══ Teks Kutipan ══

Para Pewaris Al-Quran (oleh: Imaam Yakhsyallah Mansur)

Firman Allah Subhanahu wa taala:

ثُمَّ أَوْرَثْنَا الْكِتَابَ الَّذِينَ اصْطَفَيْنَا مِنْ عِبَادِنَا ۖ فَمِنْهُمْ ظَالِمٌ لِنَفْسِهِ وَمِنْهُمْ مُقْتَصِدٌ وَمِنْهُمْ سَابِقٌ بِالْخَيْرَاتِ بِإِذْنِ اللَّهِ ۚ ذَٰلِكَ هُوَ الْفَضْلُ الْكَبِيرُ

“Kemudian Kitab itu Kami wariskan kepada orang-orang yang Kami pilih di antara hamba-hamba Kami, lalu di antara mereka ada yang menganiaya diri mereka sendiri dan di antara mereka ada yang pertengahan dan diantara mereka ada (pula) yang lebih dahulu berbuat kebaikan dengan izin Allah. Yang demikian itu adalah karunia yang amat besar”. (Q.S. Fatir [35], 32).

Abul Qasim Al-Husein bin Muhammad yang dikenal dengan Ar-Raghib Al-Asfihani (502 H) mendefinisikan waris adalah pemindahan hak milik kepadamu dari orang lain tanpa perjanjian dan segala sesuatu yang berlaku dalam suatu perjanjian).

═══
══ Bagian Data ══

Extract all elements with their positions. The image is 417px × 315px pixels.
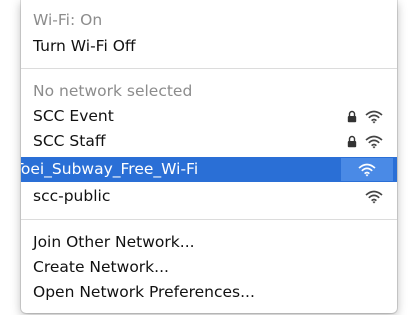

═══

#### Tugas
Terjemahkan ke dalam bahasa Inggris kalimat "Yang demikian itu adalah karunia yang amat besar" dari teks tentang pewaris Al-Quran.

#### Jawaban Tugas
That is a very great bounty.